### The task
Retype exactly the stretch of lines that begins at the line containing "Output the text content of this document." and ends at the last line of the data, with no other lines.

====== Data provided ======

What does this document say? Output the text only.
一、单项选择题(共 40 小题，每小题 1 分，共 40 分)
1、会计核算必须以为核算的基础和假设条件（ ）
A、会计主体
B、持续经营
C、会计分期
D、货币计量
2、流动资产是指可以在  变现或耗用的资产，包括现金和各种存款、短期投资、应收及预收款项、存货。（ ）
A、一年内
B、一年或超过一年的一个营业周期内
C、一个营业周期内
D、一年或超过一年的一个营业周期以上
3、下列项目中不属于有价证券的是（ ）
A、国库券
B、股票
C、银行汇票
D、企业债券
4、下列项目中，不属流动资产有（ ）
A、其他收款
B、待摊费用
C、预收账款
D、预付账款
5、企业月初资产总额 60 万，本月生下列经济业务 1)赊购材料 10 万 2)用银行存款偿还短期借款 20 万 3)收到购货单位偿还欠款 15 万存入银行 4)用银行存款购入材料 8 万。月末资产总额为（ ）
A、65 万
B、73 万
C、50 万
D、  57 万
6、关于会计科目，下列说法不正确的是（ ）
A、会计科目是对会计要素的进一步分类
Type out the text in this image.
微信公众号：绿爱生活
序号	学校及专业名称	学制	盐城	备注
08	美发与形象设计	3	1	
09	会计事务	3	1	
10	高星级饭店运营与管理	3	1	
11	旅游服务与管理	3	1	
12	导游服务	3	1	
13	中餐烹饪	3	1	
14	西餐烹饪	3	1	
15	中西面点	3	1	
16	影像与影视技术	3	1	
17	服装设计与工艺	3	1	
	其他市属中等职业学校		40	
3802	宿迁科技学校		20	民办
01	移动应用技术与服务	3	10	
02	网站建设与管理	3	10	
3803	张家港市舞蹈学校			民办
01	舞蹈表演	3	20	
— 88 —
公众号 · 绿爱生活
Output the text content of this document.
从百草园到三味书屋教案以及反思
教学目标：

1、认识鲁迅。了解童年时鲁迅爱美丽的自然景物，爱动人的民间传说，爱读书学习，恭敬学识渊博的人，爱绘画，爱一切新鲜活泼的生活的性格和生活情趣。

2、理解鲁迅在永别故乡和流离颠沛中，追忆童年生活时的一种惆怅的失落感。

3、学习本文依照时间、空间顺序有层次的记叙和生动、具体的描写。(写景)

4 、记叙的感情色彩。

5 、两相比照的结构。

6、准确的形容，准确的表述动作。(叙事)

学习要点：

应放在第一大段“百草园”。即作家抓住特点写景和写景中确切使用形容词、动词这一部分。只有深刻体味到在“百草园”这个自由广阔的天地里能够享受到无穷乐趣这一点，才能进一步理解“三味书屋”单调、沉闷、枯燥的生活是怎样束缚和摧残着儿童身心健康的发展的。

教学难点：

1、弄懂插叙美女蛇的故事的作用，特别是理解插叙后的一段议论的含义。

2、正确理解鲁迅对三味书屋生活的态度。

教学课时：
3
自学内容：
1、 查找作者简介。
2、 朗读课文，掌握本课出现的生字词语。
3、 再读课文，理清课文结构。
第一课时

======

### Final answer
Output the text content of this document.
从百草园到三味书屋教案以及反思
教学目标：

1、认识鲁迅。了解童年时鲁迅爱美丽的自然景物，爱动人的民间传说，爱读书学习，恭敬学识渊博的人，爱绘画，爱一切新鲜活泼的生活的性格和生活情趣。

2、理解鲁迅在永别故乡和流离颠沛中，追忆童年生活时的一种惆怅的失落感。

3、学习本文依照时间、空间顺序有层次的记叙和生动、具体的描写。(写景)

4 、记叙的感情色彩。

5 、两相比照的结构。

6、准确的形容，准确的表述动作。(叙事)

学习要点：

应放在第一大段“百草园”。即作家抓住特点写景和写景中确切使用形容词、动词这一部分。只有深刻体味到在“百草园”这个自由广阔的天地里能够享受到无穷乐趣这一点，才能进一步理解“三味书屋”单调、沉闷、枯燥的生活是怎样束缚和摧残着儿童身心健康的发展的。

教学难点：

1、弄懂插叙美女蛇的故事的作用，特别是理解插叙后的一段议论的含义。

2、正确理解鲁迅对三味书屋生活的态度。

教学课时：
3
自学内容：
1、 查找作者简介。
2、 朗读课文，掌握本课出现的生字词语。
3、 再读课文，理清课文结构。
第一课时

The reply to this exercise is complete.